WHAT TO DO: Transcribe each of the records below exactly, excluding all pictures.

* BEGIN DATA FOR THE TASK *

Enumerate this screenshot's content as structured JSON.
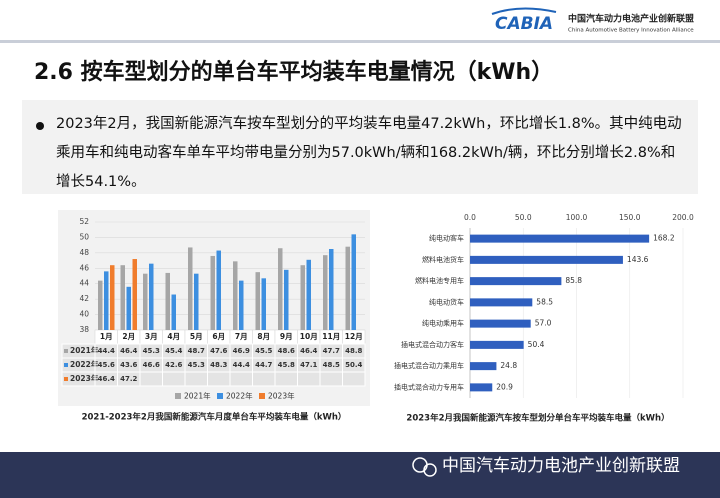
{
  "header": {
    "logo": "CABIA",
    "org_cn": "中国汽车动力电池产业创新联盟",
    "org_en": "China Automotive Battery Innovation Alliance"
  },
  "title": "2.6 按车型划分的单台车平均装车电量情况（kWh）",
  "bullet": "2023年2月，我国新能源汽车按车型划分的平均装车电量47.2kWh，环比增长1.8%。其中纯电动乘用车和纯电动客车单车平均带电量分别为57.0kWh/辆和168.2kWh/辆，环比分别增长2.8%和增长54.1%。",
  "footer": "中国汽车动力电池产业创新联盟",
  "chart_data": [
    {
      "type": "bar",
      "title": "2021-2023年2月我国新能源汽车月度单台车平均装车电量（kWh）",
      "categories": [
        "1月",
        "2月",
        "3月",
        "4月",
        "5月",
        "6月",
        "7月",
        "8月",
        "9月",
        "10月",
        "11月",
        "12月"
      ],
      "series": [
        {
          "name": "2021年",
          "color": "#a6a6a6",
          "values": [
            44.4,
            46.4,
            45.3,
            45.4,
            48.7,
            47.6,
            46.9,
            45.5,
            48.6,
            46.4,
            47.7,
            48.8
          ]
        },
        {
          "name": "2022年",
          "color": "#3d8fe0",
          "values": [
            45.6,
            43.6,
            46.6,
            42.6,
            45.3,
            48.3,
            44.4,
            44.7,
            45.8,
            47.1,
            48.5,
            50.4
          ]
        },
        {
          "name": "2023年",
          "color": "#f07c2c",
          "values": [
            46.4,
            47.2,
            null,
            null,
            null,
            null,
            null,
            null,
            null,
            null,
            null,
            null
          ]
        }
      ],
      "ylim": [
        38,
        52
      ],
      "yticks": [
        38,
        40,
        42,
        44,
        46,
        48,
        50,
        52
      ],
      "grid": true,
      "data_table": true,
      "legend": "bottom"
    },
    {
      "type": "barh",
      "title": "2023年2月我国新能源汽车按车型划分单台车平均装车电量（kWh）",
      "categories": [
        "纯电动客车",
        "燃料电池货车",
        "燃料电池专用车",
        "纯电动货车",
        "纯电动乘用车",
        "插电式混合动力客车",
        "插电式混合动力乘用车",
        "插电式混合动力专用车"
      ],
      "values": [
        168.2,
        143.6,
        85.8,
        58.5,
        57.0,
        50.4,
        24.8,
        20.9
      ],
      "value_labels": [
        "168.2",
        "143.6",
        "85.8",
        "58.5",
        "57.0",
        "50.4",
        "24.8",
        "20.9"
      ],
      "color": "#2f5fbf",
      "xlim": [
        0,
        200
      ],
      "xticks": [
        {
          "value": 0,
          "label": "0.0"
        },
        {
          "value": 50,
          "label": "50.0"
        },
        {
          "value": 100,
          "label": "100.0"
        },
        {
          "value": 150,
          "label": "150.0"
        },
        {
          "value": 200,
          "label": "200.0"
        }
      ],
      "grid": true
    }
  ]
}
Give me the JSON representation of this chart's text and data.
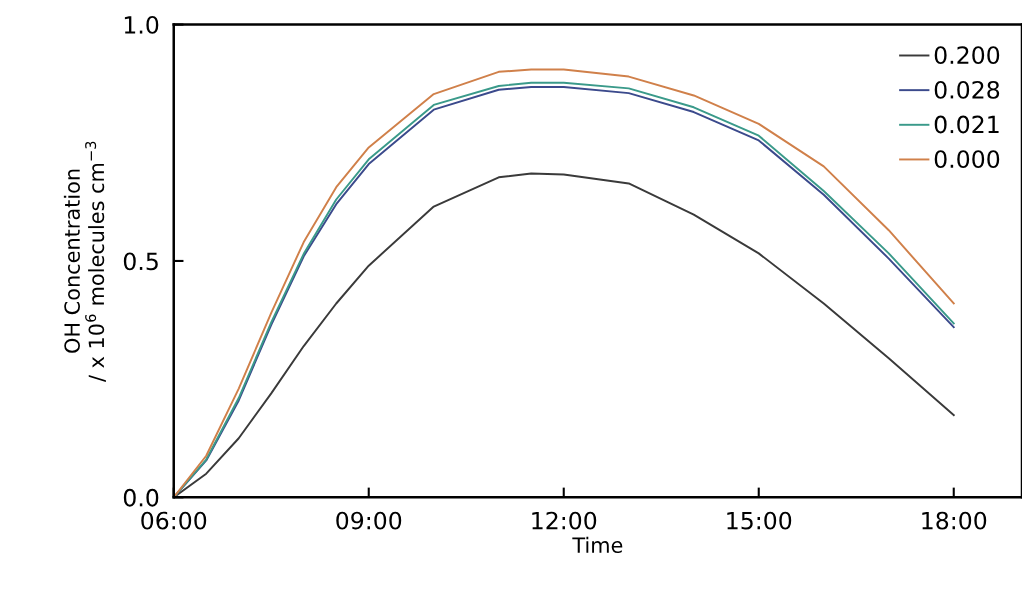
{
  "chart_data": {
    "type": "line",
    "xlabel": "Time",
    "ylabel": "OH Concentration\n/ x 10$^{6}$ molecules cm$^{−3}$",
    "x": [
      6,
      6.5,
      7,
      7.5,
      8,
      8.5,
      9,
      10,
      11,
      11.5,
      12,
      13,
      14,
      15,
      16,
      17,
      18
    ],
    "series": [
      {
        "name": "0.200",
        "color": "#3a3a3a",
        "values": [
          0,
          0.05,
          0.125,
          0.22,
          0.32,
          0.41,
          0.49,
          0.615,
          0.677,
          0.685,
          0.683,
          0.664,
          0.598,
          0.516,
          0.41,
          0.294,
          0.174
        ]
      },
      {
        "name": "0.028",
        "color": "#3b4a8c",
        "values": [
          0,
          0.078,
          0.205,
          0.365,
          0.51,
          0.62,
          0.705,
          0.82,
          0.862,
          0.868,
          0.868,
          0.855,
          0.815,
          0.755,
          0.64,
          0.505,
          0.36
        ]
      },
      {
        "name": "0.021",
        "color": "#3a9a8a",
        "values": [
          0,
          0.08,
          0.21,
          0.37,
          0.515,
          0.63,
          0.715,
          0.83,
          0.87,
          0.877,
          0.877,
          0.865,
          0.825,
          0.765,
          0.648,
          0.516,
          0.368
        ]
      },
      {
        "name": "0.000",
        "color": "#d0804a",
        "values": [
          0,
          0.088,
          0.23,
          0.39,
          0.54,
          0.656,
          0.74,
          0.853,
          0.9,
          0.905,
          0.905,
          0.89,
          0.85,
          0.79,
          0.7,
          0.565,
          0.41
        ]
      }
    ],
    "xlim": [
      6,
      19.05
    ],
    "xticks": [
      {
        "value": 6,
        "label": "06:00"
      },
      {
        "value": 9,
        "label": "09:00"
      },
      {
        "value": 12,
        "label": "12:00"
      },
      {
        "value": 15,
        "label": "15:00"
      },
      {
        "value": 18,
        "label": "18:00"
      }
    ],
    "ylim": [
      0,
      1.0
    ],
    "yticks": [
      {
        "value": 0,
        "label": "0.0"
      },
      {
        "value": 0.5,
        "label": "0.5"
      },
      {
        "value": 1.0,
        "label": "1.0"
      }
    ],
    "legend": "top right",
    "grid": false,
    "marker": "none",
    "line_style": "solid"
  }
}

* END DATA FOR THE TASK *

THE COMPLETED TASK:
Enumerate this screenshot's content as structured JSON.
{
  "header": {
    "logo": "CABIA",
    "org_cn": "中国汽车动力电池产业创新联盟",
    "org_en": "China Automotive Battery Innovation Alliance"
  },
  "title": "2.6 按车型划分的单台车平均装车电量情况（kWh）",
  "bullet": "2023年2月，我国新能源汽车按车型划分的平均装车电量47.2kWh，环比增长1.8%。其中纯电动乘用车和纯电动客车单车平均带电量分别为57.0kWh/辆和168.2kWh/辆，环比分别增长2.8%和增长54.1%。",
  "footer": "中国汽车动力电池产业创新联盟",
  "chart_data": [
    {
      "type": "bar",
      "title": "2021-2023年2月我国新能源汽车月度单台车平均装车电量（kWh）",
      "categories": [
        "1月",
        "2月",
        "3月",
        "4月",
        "5月",
        "6月",
        "7月",
        "8月",
        "9月",
        "10月",
        "11月",
        "12月"
      ],
      "series": [
        {
          "name": "2021年",
          "color": "#a6a6a6",
          "values": [
            44.4,
            46.4,
            45.3,
            45.4,
            48.7,
            47.6,
            46.9,
            45.5,
            48.6,
            46.4,
            47.7,
            48.8
          ]
        },
        {
          "name": "2022年",
          "color": "#3d8fe0",
          "values": [
            45.6,
            43.6,
            46.6,
            42.6,
            45.3,
            48.3,
            44.4,
            44.7,
            45.8,
            47.1,
            48.5,
            50.4
          ]
        },
        {
          "name": "2023年",
          "color": "#f07c2c",
          "values": [
            46.4,
            47.2,
            null,
            null,
            null,
            null,
            null,
            null,
            null,
            null,
            null,
            null
          ]
        }
      ],
      "ylim": [
        38,
        52
      ],
      "yticks": [
        38,
        40,
        42,
        44,
        46,
        48,
        50,
        52
      ],
      "grid": true,
      "data_table": true,
      "legend": "bottom"
    },
    {
      "type": "barh",
      "title": "2023年2月我国新能源汽车按车型划分单台车平均装车电量（kWh）",
      "categories": [
        "纯电动客车",
        "燃料电池货车",
        "燃料电池专用车",
        "纯电动货车",
        "纯电动乘用车",
        "插电式混合动力客车",
        "插电式混合动力乘用车",
        "插电式混合动力专用车"
      ],
      "values": [
        168.2,
        143.6,
        85.8,
        58.5,
        57.0,
        50.4,
        24.8,
        20.9
      ],
      "value_labels": [
        "168.2",
        "143.6",
        "85.8",
        "58.5",
        "57.0",
        "50.4",
        "24.8",
        "20.9"
      ],
      "color": "#2f5fbf",
      "xlim": [
        0,
        200
      ],
      "xticks": [
        {
          "value": 0,
          "label": "0.0"
        },
        {
          "value": 50,
          "label": "50.0"
        },
        {
          "value": 100,
          "label": "100.0"
        },
        {
          "value": 150,
          "label": "150.0"
        },
        {
          "value": 200,
          "label": "200.0"
        }
      ],
      "grid": true
    }
  ]
}
Give me the JSON representation of this chart's text and data.
{
  "chart_data": {
    "type": "line",
    "xlabel": "Time",
    "ylabel": "OH Concentration\n/ x 10$^{6}$ molecules cm$^{−3}$",
    "x": [
      6,
      6.5,
      7,
      7.5,
      8,
      8.5,
      9,
      10,
      11,
      11.5,
      12,
      13,
      14,
      15,
      16,
      17,
      18
    ],
    "series": [
      {
        "name": "0.200",
        "color": "#3a3a3a",
        "values": [
          0,
          0.05,
          0.125,
          0.22,
          0.32,
          0.41,
          0.49,
          0.615,
          0.677,
          0.685,
          0.683,
          0.664,
          0.598,
          0.516,
          0.41,
          0.294,
          0.174
        ]
      },
      {
        "name": "0.028",
        "color": "#3b4a8c",
        "values": [
          0,
          0.078,
          0.205,
          0.365,
          0.51,
          0.62,
          0.705,
          0.82,
          0.862,
          0.868,
          0.868,
          0.855,
          0.815,
          0.755,
          0.64,
          0.505,
          0.36
        ]
      },
      {
        "name": "0.021",
        "color": "#3a9a8a",
        "values": [
          0,
          0.08,
          0.21,
          0.37,
          0.515,
          0.63,
          0.715,
          0.83,
          0.87,
          0.877,
          0.877,
          0.865,
          0.825,
          0.765,
          0.648,
          0.516,
          0.368
        ]
      },
      {
        "name": "0.000",
        "color": "#d0804a",
        "values": [
          0,
          0.088,
          0.23,
          0.39,
          0.54,
          0.656,
          0.74,
          0.853,
          0.9,
          0.905,
          0.905,
          0.89,
          0.85,
          0.79,
          0.7,
          0.565,
          0.41
        ]
      }
    ],
    "xlim": [
      6,
      19.05
    ],
    "xticks": [
      {
        "value": 6,
        "label": "06:00"
      },
      {
        "value": 9,
        "label": "09:00"
      },
      {
        "value": 12,
        "label": "12:00"
      },
      {
        "value": 15,
        "label": "15:00"
      },
      {
        "value": 18,
        "label": "18:00"
      }
    ],
    "ylim": [
      0,
      1.0
    ],
    "yticks": [
      {
        "value": 0,
        "label": "0.0"
      },
      {
        "value": 0.5,
        "label": "0.5"
      },
      {
        "value": 1.0,
        "label": "1.0"
      }
    ],
    "legend": "top right",
    "grid": false,
    "marker": "none",
    "line_style": "solid"
  }
}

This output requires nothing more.